**Aim of the exercise**.
Repeat all the material exactly; pictures stay out of your copy.
[START Stored data]
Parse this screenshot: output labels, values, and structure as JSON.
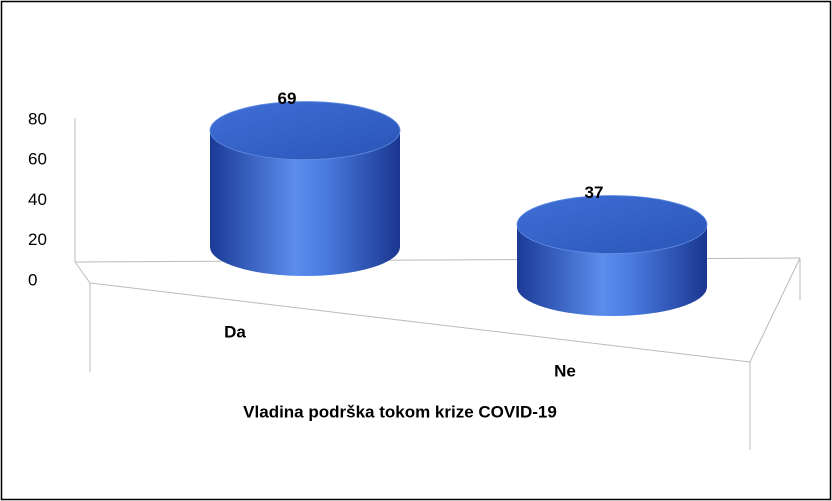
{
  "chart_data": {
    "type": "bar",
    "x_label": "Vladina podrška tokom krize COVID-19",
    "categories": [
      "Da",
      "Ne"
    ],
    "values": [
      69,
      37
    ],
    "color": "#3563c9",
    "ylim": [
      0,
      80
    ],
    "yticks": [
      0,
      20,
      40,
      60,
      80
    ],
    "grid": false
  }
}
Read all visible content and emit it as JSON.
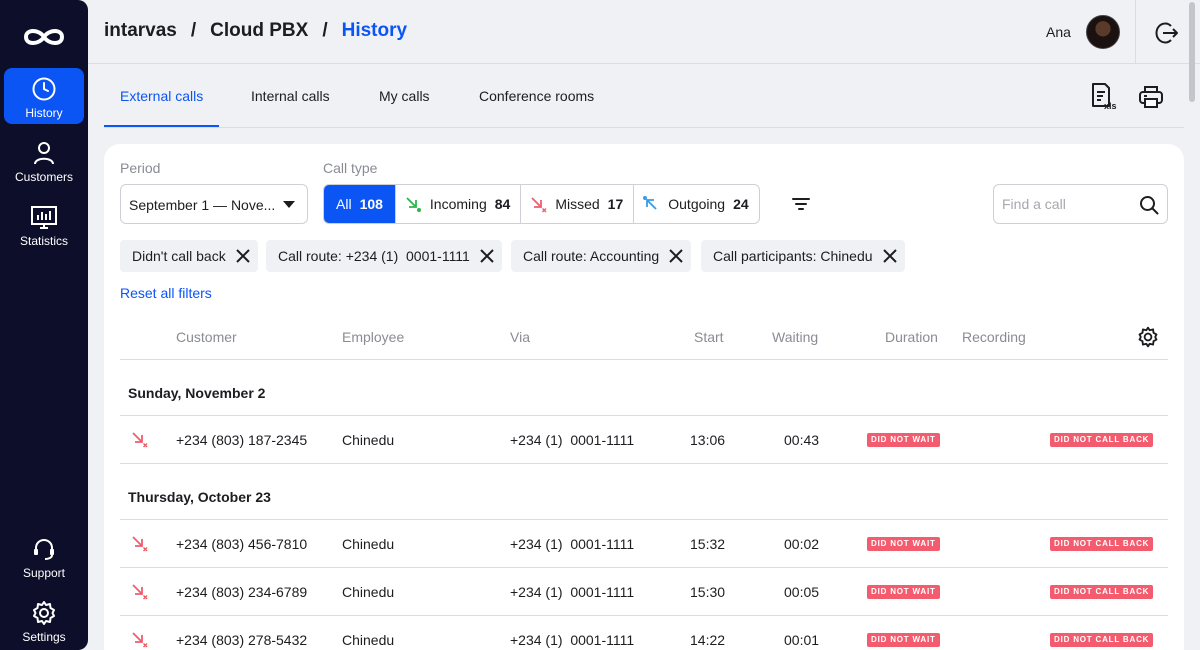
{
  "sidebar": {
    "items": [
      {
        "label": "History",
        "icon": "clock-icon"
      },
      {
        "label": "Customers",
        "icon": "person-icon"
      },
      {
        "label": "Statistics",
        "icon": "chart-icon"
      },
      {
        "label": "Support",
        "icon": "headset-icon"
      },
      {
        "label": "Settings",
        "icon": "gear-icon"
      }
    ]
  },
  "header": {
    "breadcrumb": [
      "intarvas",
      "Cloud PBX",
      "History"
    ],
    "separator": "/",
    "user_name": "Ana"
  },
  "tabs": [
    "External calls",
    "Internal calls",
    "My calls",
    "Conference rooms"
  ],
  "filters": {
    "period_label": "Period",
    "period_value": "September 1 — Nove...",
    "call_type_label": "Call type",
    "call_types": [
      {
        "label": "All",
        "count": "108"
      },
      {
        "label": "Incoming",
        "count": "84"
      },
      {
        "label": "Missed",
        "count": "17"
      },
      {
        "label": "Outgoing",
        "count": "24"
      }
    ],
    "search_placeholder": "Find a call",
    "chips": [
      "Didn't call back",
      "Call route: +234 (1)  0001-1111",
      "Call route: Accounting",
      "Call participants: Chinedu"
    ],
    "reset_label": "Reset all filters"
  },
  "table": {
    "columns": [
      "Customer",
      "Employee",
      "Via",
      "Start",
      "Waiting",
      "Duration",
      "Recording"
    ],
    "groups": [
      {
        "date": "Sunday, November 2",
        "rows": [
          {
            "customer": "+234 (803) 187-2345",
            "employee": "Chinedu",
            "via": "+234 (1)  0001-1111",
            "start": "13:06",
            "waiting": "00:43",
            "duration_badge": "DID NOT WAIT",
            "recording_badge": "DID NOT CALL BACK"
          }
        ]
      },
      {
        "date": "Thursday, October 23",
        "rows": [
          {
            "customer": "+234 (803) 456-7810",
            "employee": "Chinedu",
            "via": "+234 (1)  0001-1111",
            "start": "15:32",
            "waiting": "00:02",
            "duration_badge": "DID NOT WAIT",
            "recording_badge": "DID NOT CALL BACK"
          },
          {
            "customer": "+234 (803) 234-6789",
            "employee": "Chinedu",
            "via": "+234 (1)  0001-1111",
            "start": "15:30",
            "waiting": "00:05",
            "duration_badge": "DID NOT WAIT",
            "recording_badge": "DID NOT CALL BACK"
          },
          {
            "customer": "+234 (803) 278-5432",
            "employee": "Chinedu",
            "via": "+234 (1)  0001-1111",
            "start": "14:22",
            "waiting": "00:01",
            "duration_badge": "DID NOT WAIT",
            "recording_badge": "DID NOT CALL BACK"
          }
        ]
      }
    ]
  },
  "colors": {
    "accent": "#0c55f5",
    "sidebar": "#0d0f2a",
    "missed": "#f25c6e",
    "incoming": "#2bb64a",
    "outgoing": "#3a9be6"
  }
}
[END Stored data]
**Correct result**.
Parse this screenshot: output labels, values, and structure as JSON.
{
  "chart_data": {
    "type": "bar",
    "x_label": "Vladina podrška tokom krize COVID-19",
    "categories": [
      "Da",
      "Ne"
    ],
    "values": [
      69,
      37
    ],
    "color": "#3563c9",
    "ylim": [
      0,
      80
    ],
    "yticks": [
      0,
      20,
      40,
      60,
      80
    ],
    "grid": false
  }
}
Read all visible content and emit it as JSON.
{
  "sidebar": {
    "items": [
      {
        "label": "History",
        "icon": "clock-icon"
      },
      {
        "label": "Customers",
        "icon": "person-icon"
      },
      {
        "label": "Statistics",
        "icon": "chart-icon"
      },
      {
        "label": "Support",
        "icon": "headset-icon"
      },
      {
        "label": "Settings",
        "icon": "gear-icon"
      }
    ]
  },
  "header": {
    "breadcrumb": [
      "intarvas",
      "Cloud PBX",
      "History"
    ],
    "separator": "/",
    "user_name": "Ana"
  },
  "tabs": [
    "External calls",
    "Internal calls",
    "My calls",
    "Conference rooms"
  ],
  "filters": {
    "period_label": "Period",
    "period_value": "September 1 — Nove...",
    "call_type_label": "Call type",
    "call_types": [
      {
        "label": "All",
        "count": "108"
      },
      {
        "label": "Incoming",
        "count": "84"
      },
      {
        "label": "Missed",
        "count": "17"
      },
      {
        "label": "Outgoing",
        "count": "24"
      }
    ],
    "search_placeholder": "Find a call",
    "chips": [
      "Didn't call back",
      "Call route: +234 (1)  0001-1111",
      "Call route: Accounting",
      "Call participants: Chinedu"
    ],
    "reset_label": "Reset all filters"
  },
  "table": {
    "columns": [
      "Customer",
      "Employee",
      "Via",
      "Start",
      "Waiting",
      "Duration",
      "Recording"
    ],
    "groups": [
      {
        "date": "Sunday, November 2",
        "rows": [
          {
            "customer": "+234 (803) 187-2345",
            "employee": "Chinedu",
            "via": "+234 (1)  0001-1111",
            "start": "13:06",
            "waiting": "00:43",
            "duration_badge": "DID NOT WAIT",
            "recording_badge": "DID NOT CALL BACK"
          }
        ]
      },
      {
        "date": "Thursday, October 23",
        "rows": [
          {
            "customer": "+234 (803) 456-7810",
            "employee": "Chinedu",
            "via": "+234 (1)  0001-1111",
            "start": "15:32",
            "waiting": "00:02",
            "duration_badge": "DID NOT WAIT",
            "recording_badge": "DID NOT CALL BACK"
          },
          {
            "customer": "+234 (803) 234-6789",
            "employee": "Chinedu",
            "via": "+234 (1)  0001-1111",
            "start": "15:30",
            "waiting": "00:05",
            "duration_badge": "DID NOT WAIT",
            "recording_badge": "DID NOT CALL BACK"
          },
          {
            "customer": "+234 (803) 278-5432",
            "employee": "Chinedu",
            "via": "+234 (1)  0001-1111",
            "start": "14:22",
            "waiting": "00:01",
            "duration_badge": "DID NOT WAIT",
            "recording_badge": "DID NOT CALL BACK"
          }
        ]
      }
    ]
  },
  "colors": {
    "accent": "#0c55f5",
    "sidebar": "#0d0f2a",
    "missed": "#f25c6e",
    "incoming": "#2bb64a",
    "outgoing": "#3a9be6"
  }
}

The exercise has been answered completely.